[Stored records]
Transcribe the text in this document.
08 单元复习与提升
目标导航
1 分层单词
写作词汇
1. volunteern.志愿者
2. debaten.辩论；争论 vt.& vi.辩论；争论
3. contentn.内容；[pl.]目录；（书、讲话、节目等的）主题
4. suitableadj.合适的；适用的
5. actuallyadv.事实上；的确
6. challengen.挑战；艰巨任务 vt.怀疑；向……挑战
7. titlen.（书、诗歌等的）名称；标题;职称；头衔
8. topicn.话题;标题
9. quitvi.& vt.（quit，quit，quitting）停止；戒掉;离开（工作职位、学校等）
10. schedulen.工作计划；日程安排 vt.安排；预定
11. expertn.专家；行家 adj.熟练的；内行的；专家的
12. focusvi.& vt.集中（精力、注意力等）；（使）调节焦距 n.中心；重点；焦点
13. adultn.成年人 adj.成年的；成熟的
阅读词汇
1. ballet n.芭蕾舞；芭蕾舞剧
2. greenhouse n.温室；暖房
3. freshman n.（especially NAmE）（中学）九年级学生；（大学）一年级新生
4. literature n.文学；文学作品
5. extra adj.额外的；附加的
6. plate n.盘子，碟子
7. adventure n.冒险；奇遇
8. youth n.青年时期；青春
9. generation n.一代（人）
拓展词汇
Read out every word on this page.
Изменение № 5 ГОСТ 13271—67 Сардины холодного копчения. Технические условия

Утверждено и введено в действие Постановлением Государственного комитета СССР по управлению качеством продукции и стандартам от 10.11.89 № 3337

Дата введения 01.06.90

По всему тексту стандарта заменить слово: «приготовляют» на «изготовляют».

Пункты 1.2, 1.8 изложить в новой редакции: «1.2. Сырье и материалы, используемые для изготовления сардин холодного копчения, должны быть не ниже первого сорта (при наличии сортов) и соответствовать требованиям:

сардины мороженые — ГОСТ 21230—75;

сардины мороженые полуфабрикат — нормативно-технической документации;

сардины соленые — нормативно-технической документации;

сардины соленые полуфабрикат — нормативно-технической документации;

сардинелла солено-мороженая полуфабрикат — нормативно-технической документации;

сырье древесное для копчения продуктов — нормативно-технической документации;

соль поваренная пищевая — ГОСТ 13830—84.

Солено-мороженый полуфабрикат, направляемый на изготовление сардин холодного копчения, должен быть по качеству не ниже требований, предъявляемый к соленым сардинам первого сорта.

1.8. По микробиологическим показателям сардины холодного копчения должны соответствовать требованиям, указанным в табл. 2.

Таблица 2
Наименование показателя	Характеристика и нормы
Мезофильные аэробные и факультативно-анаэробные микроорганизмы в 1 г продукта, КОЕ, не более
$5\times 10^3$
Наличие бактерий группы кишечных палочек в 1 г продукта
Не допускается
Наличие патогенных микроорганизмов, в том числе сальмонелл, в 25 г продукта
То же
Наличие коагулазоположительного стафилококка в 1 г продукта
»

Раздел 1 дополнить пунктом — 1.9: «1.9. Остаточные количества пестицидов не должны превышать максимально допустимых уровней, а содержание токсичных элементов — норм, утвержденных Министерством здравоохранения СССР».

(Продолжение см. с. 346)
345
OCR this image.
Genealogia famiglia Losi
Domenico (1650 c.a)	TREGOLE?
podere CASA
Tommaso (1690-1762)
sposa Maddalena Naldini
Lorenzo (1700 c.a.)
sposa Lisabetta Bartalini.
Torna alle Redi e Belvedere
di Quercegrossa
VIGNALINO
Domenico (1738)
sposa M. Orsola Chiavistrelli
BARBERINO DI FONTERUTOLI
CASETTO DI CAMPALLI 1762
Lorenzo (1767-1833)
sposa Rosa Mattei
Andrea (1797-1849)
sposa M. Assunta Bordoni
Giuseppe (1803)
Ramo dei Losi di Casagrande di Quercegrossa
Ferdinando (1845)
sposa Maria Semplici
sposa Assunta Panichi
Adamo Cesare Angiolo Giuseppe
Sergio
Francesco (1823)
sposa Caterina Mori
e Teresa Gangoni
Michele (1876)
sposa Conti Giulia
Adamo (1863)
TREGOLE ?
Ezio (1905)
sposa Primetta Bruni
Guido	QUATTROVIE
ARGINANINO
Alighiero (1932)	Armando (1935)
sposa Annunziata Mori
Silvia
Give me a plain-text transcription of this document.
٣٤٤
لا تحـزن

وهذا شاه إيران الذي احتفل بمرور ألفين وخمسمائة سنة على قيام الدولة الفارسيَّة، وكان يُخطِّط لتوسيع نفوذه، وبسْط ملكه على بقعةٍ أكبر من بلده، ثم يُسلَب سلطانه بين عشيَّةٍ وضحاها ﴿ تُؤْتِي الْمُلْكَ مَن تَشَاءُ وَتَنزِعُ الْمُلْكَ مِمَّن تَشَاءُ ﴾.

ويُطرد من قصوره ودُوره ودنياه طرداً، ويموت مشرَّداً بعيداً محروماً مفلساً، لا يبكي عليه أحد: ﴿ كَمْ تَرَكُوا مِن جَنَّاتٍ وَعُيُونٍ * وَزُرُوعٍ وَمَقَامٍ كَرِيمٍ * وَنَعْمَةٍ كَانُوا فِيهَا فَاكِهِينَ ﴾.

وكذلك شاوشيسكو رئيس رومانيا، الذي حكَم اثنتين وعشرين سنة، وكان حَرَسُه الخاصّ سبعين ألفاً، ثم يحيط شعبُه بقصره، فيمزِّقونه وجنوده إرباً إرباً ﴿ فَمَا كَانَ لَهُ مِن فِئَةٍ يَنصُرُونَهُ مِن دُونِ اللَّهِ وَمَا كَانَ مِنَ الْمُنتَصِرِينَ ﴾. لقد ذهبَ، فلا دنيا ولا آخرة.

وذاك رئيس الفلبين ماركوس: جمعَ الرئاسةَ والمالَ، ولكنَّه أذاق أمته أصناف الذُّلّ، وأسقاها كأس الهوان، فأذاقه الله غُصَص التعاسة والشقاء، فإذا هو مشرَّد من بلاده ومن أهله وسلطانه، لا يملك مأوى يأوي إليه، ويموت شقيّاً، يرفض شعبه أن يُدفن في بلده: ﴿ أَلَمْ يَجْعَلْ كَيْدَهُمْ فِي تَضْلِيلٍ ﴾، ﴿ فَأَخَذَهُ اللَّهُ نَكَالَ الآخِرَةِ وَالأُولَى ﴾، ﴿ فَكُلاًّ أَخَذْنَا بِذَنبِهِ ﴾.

What to do:
All the data must be duplicated exactly, with nothing added or removed.

Result of this exercise:
Transcribe the text in this document.
08 单元复习与提升
目标导航
1 分层单词
写作词汇
1. volunteern.志愿者
2. debaten.辩论；争论 vt.& vi.辩论；争论
3. contentn.内容；[pl.]目录；（书、讲话、节目等的）主题
4. suitableadj.合适的；适用的
5. actuallyadv.事实上；的确
6. challengen.挑战；艰巨任务 vt.怀疑；向……挑战
7. titlen.（书、诗歌等的）名称；标题;职称；头衔
8. topicn.话题;标题
9. quitvi.& vt.（quit，quit，quitting）停止；戒掉;离开（工作职位、学校等）
10. schedulen.工作计划；日程安排 vt.安排；预定
11. expertn.专家；行家 adj.熟练的；内行的；专家的
12. focusvi.& vt.集中（精力、注意力等）；（使）调节焦距 n.中心；重点；焦点
13. adultn.成年人 adj.成年的；成熟的
阅读词汇
1. ballet n.芭蕾舞；芭蕾舞剧
2. greenhouse n.温室；暖房
3. freshman n.（especially NAmE）（中学）九年级学生；（大学）一年级新生
4. literature n.文学；文学作品
5. extra adj.额外的；附加的
6. plate n.盘子，碟子
7. adventure n.冒险；奇遇
8. youth n.青年时期；青春
9. generation n.一代（人）
拓展词汇
Read out every word on this page.
Изменение № 5 ГОСТ 13271—67 Сардины холодного копчения. Технические условия

Утверждено и введено в действие Постановлением Государственного комитета СССР по управлению качеством продукции и стандартам от 10.11.89 № 3337

Дата введения 01.06.90

По всему тексту стандарта заменить слово: «приготовляют» на «изготовляют».

Пункты 1.2, 1.8 изложить в новой редакции: «1.2. Сырье и материалы, используемые для изготовления сардин холодного копчения, должны быть не ниже первого сорта (при наличии сортов) и соответствовать требованиям:

сардины мороженые — ГОСТ 21230—75;

сардины мороженые полуфабрикат — нормативно-технической документации;

сардины соленые — нормативно-технической документации;

сардины соленые полуфабрикат — нормативно-технической документации;

сардинелла солено-мороженая полуфабрикат — нормативно-технической документации;

сырье древесное для копчения продуктов — нормативно-технической документации;

соль поваренная пищевая — ГОСТ 13830—84.

Солено-мороженый полуфабрикат, направляемый на изготовление сардин холодного копчения, должен быть по качеству не ниже требований, предъявляемый к соленым сардинам первого сорта.

1.8. По микробиологическим показателям сардины холодного копчения должны соответствовать требованиям, указанным в табл. 2.

Таблица 2
Наименование показателя	Характеристика и нормы
Мезофильные аэробные и факультативно-анаэробные микроорганизмы в 1 г продукта, КОЕ, не более
$5\times 10^3$
Наличие бактерий группы кишечных палочек в 1 г продукта
Не допускается
Наличие патогенных микроорганизмов, в том числе сальмонелл, в 25 г продукта
То же
Наличие коагулазоположительного стафилококка в 1 г продукта
»

Раздел 1 дополнить пунктом — 1.9: «1.9. Остаточные количества пестицидов не должны превышать максимально допустимых уровней, а содержание токсичных элементов — норм, утвержденных Министерством здравоохранения СССР».

(Продолжение см. с. 346)
345
OCR this image.
Genealogia famiglia Losi
Domenico (1650 c.a)	TREGOLE?
podere CASA
Tommaso (1690-1762)
sposa Maddalena Naldini
Lorenzo (1700 c.a.)
sposa Lisabetta Bartalini.
Torna alle Redi e Belvedere
di Quercegrossa
VIGNALINO
Domenico (1738)
sposa M. Orsola Chiavistrelli
BARBERINO DI FONTERUTOLI
CASETTO DI CAMPALLI 1762
Lorenzo (1767-1833)
sposa Rosa Mattei
Andrea (1797-1849)
sposa M. Assunta Bordoni
Giuseppe (1803)
Ramo dei Losi di Casagrande di Quercegrossa
Ferdinando (1845)
sposa Maria Semplici
sposa Assunta Panichi
Adamo Cesare Angiolo Giuseppe
Sergio
Francesco (1823)
sposa Caterina Mori
e Teresa Gangoni
Michele (1876)
sposa Conti Giulia
Adamo (1863)
TREGOLE ?
Ezio (1905)
sposa Primetta Bruni
Guido	QUATTROVIE
ARGINANINO
Alighiero (1932)	Armando (1935)
sposa Annunziata Mori
Silvia
Give me a plain-text transcription of this document.
٣٤٤
لا تحـزن

وهذا شاه إيران الذي احتفل بمرور ألفين وخمسمائة سنة على قيام الدولة الفارسيَّة، وكان يُخطِّط لتوسيع نفوذه، وبسْط ملكه على بقعةٍ أكبر من بلده، ثم يُسلَب سلطانه بين عشيَّةٍ وضحاها ﴿ تُؤْتِي الْمُلْكَ مَن تَشَاءُ وَتَنزِعُ الْمُلْكَ مِمَّن تَشَاءُ ﴾.

ويُطرد من قصوره ودُوره ودنياه طرداً، ويموت مشرَّداً بعيداً محروماً مفلساً، لا يبكي عليه أحد: ﴿ كَمْ تَرَكُوا مِن جَنَّاتٍ وَعُيُونٍ * وَزُرُوعٍ وَمَقَامٍ كَرِيمٍ * وَنَعْمَةٍ كَانُوا فِيهَا فَاكِهِينَ ﴾.

وكذلك شاوشيسكو رئيس رومانيا، الذي حكَم اثنتين وعشرين سنة، وكان حَرَسُه الخاصّ سبعين ألفاً، ثم يحيط شعبُه بقصره، فيمزِّقونه وجنوده إرباً إرباً ﴿ فَمَا كَانَ لَهُ مِن فِئَةٍ يَنصُرُونَهُ مِن دُونِ اللَّهِ وَمَا كَانَ مِنَ الْمُنتَصِرِينَ ﴾. لقد ذهبَ، فلا دنيا ولا آخرة.

وذاك رئيس الفلبين ماركوس: جمعَ الرئاسةَ والمالَ، ولكنَّه أذاق أمته أصناف الذُّلّ، وأسقاها كأس الهوان، فأذاقه الله غُصَص التعاسة والشقاء، فإذا هو مشرَّد من بلاده ومن أهله وسلطانه، لا يملك مأوى يأوي إليه، ويموت شقيّاً، يرفض شعبه أن يُدفن في بلده: ﴿ أَلَمْ يَجْعَلْ كَيْدَهُمْ فِي تَضْلِيلٍ ﴾، ﴿ فَأَخَذَهُ اللَّهُ نَكَالَ الآخِرَةِ وَالأُولَى ﴾، ﴿ فَكُلاًّ أَخَذْنَا بِذَنبِهِ ﴾.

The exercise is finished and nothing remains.